#### WORKING DATA

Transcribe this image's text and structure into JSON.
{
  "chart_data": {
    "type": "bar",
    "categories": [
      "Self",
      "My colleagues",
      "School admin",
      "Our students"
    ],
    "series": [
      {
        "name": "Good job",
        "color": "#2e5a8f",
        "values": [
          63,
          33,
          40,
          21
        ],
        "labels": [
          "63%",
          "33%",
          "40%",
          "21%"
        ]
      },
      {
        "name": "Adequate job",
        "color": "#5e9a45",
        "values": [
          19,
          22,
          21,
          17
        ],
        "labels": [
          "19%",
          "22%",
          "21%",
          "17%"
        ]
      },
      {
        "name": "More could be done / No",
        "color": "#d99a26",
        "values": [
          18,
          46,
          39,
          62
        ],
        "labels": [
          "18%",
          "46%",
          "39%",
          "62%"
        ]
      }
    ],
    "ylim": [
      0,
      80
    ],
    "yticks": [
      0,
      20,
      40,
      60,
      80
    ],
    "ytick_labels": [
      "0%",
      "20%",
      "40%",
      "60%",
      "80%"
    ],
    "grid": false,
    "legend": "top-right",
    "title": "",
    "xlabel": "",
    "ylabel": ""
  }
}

########

### PROBLEM TO SOLVE:
Going through the data above, count the lines where the string "name" appears, and answer with only that number.

### RESULT BELOW:
3